● **Exercise objective**:
Determine the number of lines containing the word "step". Reply with it and nothing else.

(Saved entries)
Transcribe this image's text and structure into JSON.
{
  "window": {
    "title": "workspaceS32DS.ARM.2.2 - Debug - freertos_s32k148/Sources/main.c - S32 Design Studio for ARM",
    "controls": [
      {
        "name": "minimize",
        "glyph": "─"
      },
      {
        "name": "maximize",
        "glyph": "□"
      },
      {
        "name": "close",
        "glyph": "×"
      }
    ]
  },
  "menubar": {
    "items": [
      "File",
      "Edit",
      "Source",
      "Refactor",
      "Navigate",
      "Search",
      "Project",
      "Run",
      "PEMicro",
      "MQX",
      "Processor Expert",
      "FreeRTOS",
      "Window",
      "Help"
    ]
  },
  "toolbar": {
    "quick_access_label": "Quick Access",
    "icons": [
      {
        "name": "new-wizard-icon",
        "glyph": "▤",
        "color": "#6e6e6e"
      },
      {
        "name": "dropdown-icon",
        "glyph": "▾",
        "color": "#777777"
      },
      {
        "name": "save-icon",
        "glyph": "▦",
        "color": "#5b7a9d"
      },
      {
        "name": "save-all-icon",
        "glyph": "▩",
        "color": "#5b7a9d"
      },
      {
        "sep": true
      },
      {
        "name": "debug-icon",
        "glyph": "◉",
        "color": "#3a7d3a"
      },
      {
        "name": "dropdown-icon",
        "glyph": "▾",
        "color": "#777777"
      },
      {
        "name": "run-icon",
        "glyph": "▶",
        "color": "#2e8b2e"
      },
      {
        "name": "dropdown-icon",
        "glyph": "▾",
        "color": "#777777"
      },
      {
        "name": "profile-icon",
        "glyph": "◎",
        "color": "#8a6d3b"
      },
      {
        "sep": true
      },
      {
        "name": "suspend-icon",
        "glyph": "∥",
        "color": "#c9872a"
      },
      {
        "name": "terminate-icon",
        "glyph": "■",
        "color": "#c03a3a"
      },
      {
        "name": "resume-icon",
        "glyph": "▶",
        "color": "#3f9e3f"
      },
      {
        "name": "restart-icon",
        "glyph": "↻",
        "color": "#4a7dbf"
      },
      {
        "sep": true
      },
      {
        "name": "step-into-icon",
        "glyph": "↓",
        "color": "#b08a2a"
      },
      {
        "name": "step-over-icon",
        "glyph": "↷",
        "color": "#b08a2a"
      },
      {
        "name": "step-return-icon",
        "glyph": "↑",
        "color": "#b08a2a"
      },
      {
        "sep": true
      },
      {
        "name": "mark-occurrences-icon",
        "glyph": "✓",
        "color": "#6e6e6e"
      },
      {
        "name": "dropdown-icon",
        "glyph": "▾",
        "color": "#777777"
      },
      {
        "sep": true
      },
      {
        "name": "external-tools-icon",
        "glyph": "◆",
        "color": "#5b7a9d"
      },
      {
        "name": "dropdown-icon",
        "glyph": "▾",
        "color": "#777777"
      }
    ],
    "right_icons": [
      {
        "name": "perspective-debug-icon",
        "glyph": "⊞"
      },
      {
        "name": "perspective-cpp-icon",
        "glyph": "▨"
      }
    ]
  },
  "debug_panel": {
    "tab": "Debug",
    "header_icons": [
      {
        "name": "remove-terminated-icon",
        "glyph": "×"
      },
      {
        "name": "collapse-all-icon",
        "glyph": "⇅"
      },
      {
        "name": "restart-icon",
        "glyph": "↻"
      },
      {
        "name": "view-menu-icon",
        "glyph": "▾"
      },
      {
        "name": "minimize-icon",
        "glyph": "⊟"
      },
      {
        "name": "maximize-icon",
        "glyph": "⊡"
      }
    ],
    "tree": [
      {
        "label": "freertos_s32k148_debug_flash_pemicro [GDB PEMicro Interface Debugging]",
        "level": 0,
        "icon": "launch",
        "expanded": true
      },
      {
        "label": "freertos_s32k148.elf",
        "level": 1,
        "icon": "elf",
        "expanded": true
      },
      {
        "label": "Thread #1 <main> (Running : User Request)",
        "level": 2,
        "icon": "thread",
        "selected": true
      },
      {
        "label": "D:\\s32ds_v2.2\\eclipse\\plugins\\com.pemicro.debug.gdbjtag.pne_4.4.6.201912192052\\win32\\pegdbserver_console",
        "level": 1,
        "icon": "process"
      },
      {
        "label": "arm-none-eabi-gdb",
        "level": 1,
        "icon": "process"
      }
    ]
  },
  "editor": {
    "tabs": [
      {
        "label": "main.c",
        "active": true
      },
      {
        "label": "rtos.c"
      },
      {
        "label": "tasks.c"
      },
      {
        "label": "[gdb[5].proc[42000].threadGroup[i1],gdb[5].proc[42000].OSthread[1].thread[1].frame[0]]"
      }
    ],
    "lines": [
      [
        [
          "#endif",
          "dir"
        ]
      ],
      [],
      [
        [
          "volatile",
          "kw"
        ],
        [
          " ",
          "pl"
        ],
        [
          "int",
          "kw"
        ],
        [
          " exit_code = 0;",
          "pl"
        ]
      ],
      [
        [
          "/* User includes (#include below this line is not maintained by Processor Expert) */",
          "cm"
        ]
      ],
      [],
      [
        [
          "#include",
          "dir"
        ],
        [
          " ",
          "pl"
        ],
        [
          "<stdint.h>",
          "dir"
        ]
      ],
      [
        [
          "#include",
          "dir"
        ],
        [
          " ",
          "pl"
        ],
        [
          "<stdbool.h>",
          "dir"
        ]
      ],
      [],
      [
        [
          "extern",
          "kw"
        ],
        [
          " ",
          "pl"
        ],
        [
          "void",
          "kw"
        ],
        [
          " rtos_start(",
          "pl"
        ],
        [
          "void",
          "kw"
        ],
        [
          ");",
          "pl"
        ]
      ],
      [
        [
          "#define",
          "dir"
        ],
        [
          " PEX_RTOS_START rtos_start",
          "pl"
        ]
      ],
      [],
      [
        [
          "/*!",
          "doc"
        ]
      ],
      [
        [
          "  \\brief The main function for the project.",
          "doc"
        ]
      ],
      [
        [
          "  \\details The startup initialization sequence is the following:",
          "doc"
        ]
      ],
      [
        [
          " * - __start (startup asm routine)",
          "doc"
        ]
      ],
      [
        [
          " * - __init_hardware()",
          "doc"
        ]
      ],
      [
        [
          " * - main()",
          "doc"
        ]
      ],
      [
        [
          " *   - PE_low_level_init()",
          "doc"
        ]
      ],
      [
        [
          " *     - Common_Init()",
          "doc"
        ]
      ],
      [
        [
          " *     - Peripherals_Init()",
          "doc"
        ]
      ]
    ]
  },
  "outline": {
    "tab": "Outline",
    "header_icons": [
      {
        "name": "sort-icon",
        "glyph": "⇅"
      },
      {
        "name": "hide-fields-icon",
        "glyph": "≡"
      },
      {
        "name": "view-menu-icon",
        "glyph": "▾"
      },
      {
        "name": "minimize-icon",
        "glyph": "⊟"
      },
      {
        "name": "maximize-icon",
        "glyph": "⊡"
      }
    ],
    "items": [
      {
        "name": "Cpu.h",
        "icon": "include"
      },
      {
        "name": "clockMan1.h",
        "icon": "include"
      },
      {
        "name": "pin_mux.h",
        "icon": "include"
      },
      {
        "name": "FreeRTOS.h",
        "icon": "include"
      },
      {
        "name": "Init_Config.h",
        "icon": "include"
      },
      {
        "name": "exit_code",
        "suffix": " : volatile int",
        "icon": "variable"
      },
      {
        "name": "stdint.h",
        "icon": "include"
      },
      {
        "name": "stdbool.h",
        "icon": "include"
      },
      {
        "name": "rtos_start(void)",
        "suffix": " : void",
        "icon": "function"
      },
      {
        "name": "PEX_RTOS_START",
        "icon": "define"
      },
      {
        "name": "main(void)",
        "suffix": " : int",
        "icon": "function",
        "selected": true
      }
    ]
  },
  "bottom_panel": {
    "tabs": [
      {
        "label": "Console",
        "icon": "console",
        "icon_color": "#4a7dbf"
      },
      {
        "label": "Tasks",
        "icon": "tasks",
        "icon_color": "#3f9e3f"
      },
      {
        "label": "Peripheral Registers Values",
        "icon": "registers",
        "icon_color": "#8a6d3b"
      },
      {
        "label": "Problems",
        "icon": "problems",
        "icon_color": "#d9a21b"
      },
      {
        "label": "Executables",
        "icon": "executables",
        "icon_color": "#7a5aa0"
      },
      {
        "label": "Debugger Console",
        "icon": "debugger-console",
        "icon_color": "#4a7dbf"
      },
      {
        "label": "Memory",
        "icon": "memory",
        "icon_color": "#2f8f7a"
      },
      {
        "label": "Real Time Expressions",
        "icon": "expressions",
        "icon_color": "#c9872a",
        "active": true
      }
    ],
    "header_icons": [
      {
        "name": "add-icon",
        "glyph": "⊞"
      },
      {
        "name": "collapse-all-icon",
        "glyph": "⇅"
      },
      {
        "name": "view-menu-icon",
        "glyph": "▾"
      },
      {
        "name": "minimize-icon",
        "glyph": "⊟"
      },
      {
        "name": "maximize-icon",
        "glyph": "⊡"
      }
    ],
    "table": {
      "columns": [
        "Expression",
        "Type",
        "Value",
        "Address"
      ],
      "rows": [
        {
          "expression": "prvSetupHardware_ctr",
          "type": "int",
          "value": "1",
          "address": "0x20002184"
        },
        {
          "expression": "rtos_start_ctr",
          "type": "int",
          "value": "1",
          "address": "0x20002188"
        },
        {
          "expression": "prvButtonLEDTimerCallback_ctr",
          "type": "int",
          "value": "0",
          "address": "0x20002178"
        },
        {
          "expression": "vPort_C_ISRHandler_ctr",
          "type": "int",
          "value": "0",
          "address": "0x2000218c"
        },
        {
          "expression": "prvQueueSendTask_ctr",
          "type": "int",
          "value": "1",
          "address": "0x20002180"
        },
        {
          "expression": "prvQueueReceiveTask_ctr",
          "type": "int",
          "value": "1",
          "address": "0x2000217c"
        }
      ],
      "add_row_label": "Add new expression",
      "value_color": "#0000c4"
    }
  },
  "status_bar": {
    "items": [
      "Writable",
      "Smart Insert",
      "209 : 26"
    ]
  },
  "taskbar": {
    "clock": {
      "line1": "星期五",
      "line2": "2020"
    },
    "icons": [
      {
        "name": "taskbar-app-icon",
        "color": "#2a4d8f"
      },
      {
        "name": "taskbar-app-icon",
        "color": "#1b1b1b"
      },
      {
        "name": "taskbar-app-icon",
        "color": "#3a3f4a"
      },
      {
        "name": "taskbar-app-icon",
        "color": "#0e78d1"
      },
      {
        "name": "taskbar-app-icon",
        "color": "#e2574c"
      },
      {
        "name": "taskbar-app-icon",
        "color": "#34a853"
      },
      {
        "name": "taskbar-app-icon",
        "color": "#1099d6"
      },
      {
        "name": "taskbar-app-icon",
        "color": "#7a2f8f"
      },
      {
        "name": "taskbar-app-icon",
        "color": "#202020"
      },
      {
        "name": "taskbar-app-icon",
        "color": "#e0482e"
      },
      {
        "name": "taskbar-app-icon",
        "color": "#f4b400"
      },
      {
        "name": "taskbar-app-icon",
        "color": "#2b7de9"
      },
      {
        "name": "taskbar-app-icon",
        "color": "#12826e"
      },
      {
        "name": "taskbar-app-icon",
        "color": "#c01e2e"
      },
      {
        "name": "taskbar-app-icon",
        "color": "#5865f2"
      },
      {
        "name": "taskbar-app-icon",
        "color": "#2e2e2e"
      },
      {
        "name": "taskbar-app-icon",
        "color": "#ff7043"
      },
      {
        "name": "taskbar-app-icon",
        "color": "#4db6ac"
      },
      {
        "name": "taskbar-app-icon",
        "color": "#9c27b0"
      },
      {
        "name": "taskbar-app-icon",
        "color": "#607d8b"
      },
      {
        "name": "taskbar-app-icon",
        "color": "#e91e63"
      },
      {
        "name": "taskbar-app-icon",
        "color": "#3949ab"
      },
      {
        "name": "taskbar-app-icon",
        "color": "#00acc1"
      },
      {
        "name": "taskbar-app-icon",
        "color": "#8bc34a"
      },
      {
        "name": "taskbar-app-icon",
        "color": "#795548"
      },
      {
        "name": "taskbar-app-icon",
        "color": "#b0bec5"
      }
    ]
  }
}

● **Written response**:
3